Task description:
Report each line of the data that includes the word "铁化如水".

[Saved entries]
※

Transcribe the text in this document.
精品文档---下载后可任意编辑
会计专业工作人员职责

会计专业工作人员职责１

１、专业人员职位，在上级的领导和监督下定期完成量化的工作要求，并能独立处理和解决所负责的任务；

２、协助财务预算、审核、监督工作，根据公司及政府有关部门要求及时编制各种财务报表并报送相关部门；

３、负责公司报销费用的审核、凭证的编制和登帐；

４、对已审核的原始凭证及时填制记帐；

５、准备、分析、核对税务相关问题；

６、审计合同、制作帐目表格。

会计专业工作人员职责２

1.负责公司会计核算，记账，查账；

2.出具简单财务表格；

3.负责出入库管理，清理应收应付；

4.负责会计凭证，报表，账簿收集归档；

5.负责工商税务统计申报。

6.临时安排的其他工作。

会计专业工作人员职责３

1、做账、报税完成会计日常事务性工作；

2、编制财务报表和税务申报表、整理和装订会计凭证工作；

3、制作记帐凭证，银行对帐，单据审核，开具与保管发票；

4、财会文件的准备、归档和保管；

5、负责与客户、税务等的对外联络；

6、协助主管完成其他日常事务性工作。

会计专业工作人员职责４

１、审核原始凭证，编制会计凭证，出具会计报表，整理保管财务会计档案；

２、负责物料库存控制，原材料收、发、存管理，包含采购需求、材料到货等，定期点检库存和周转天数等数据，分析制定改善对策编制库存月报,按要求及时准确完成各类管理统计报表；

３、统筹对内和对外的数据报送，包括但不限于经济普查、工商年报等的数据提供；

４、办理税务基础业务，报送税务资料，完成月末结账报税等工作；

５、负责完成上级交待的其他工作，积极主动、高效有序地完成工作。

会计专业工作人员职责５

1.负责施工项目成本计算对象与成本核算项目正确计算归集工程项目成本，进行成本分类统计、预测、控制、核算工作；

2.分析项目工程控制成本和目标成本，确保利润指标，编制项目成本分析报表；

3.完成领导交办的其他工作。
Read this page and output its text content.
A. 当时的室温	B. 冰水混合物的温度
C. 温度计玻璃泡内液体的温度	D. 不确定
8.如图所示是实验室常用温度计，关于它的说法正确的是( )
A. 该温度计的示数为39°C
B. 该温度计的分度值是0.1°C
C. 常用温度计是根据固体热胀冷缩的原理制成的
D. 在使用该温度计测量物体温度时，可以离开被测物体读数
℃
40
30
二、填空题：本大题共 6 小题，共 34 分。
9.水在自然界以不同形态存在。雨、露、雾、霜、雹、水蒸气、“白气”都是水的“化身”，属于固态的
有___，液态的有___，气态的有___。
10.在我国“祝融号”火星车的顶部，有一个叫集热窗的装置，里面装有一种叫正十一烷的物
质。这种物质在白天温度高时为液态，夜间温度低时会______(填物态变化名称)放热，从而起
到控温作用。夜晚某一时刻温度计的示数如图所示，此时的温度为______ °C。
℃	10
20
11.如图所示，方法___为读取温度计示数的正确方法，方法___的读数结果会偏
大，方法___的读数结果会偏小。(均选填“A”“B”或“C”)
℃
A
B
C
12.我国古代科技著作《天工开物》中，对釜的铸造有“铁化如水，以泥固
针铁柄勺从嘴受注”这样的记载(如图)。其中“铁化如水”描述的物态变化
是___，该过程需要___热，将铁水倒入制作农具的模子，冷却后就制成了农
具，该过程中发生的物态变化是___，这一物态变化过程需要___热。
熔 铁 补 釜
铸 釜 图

※

Answer for the task:
12.我国古代科技著作《天工开物》中，对釜的铸造有“铁化如水，以泥固
针铁柄勺从嘴受注”这样的记载(如图)。其中“铁化如水”描述的物态变化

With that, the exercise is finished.